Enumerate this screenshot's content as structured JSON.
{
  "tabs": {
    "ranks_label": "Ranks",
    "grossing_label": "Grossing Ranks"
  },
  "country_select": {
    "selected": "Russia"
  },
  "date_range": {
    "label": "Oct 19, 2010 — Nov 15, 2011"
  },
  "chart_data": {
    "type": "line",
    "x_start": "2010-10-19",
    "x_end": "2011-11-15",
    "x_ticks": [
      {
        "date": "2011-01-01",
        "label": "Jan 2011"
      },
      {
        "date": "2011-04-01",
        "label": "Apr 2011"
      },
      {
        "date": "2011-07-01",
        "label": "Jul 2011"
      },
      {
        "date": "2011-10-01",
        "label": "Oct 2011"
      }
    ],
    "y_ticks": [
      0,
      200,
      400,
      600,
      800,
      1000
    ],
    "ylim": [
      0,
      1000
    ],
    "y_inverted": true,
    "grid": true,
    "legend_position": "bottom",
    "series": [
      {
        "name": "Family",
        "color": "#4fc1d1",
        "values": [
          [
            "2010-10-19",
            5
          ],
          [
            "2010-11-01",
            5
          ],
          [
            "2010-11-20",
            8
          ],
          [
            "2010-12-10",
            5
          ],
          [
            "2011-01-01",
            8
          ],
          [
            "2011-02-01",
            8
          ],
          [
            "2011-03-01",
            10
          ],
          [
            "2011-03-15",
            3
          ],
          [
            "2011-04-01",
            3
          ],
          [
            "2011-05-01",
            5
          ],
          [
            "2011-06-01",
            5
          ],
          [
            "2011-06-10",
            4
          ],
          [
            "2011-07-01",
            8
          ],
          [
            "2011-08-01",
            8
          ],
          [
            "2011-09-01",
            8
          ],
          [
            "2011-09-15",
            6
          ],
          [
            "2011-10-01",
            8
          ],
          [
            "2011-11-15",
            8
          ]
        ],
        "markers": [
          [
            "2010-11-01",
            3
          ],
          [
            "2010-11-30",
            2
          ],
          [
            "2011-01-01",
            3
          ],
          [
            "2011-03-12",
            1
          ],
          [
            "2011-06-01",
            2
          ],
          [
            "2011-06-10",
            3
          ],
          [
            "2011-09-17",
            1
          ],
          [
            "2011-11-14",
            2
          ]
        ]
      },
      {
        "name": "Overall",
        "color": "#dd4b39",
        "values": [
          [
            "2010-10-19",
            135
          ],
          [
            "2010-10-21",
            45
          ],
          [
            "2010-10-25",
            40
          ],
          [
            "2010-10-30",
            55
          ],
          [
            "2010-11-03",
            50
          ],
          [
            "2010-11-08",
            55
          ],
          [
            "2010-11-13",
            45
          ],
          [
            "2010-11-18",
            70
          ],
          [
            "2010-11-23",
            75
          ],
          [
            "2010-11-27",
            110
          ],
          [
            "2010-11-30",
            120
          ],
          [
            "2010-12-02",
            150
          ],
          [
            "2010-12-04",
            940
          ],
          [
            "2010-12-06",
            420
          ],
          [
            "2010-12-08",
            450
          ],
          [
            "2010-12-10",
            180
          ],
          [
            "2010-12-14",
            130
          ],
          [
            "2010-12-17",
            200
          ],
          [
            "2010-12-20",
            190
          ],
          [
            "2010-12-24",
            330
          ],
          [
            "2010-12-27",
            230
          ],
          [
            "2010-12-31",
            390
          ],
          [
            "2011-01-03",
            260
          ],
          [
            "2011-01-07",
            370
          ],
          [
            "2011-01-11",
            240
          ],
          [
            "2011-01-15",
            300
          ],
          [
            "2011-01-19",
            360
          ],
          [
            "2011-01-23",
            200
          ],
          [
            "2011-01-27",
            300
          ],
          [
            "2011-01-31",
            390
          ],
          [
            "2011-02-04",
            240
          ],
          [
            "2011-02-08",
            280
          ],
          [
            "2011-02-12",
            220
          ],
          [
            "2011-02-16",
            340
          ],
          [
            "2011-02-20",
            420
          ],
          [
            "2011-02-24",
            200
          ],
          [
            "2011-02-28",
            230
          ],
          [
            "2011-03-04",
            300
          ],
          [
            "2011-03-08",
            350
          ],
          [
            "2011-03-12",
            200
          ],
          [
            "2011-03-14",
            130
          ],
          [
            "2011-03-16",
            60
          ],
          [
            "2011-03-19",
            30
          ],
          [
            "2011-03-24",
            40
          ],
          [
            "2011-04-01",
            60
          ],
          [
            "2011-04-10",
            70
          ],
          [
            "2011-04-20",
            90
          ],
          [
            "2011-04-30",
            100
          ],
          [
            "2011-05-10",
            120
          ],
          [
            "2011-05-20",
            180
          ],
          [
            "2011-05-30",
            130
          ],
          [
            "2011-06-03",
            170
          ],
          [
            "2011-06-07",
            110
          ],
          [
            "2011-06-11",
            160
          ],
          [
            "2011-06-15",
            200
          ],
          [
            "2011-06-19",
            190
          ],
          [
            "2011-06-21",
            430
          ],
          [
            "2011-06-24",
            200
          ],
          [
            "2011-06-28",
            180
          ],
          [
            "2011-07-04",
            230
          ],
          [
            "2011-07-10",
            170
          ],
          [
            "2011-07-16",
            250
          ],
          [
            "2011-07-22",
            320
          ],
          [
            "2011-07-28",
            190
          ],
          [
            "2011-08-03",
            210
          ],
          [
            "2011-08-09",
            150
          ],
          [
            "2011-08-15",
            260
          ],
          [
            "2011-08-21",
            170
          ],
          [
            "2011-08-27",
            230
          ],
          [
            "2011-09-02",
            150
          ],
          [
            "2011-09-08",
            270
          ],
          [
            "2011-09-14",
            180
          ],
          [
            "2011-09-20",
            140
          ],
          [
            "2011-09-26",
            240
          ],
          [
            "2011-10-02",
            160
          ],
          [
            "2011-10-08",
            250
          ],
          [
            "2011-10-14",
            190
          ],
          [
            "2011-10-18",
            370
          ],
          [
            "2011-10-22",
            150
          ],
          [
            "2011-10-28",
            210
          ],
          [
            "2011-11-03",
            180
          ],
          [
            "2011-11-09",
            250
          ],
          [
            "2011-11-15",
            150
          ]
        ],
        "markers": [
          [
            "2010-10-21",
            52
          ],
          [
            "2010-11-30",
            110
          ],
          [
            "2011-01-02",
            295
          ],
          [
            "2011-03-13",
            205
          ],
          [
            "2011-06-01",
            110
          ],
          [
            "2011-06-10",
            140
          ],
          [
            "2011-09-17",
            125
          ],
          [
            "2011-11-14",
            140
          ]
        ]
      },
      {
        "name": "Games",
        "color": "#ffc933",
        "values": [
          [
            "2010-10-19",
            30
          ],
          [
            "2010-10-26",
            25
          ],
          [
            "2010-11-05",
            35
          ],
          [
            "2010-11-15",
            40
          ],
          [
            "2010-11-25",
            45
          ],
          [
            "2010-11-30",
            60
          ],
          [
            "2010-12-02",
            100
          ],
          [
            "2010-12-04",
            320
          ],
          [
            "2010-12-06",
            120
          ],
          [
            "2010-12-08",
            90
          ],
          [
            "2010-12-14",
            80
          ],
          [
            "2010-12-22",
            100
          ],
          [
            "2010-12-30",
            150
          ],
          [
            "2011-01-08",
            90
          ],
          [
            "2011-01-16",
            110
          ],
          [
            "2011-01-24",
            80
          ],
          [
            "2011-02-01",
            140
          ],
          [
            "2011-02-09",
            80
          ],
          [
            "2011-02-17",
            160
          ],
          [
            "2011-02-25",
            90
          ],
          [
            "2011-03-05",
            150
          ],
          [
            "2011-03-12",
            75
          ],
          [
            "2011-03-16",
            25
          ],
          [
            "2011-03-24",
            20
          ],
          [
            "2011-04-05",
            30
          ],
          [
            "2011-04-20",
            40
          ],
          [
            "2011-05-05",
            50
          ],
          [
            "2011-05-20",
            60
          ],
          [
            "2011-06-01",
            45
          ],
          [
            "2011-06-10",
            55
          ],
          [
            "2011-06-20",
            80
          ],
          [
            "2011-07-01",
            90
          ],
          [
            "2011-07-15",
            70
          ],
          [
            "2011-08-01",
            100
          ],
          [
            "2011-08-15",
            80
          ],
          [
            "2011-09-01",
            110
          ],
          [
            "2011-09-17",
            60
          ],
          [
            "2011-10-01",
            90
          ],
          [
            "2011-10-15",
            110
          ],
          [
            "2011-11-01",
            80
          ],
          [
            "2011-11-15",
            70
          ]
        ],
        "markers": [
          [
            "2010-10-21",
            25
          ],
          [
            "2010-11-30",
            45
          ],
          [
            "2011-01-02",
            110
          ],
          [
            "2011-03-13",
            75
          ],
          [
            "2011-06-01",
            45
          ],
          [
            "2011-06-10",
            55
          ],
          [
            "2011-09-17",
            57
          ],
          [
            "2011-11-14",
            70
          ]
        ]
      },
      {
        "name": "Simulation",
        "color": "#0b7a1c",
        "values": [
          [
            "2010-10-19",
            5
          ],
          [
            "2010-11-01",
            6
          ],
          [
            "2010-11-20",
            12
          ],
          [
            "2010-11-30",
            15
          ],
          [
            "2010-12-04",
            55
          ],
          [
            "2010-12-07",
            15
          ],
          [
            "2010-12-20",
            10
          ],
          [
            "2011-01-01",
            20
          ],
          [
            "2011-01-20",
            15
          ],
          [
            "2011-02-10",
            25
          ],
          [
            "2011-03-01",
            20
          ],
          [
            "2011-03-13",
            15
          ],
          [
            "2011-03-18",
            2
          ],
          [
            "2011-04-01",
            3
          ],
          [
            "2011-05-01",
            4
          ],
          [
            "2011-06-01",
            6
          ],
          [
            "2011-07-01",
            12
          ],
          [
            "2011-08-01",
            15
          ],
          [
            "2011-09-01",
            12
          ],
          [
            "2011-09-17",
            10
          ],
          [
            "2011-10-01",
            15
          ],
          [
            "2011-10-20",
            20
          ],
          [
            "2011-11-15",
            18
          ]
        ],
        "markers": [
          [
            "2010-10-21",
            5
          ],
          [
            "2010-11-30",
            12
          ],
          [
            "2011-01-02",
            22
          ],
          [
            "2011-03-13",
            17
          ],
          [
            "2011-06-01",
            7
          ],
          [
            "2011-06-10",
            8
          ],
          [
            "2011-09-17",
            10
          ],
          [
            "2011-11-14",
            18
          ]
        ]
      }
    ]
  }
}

= = = =

PROBLEM TO SOLVE: Your reply is one number: how many lines of the records above contain the word "Ranks".

SOLUTION TO THIS PROBLEM: 2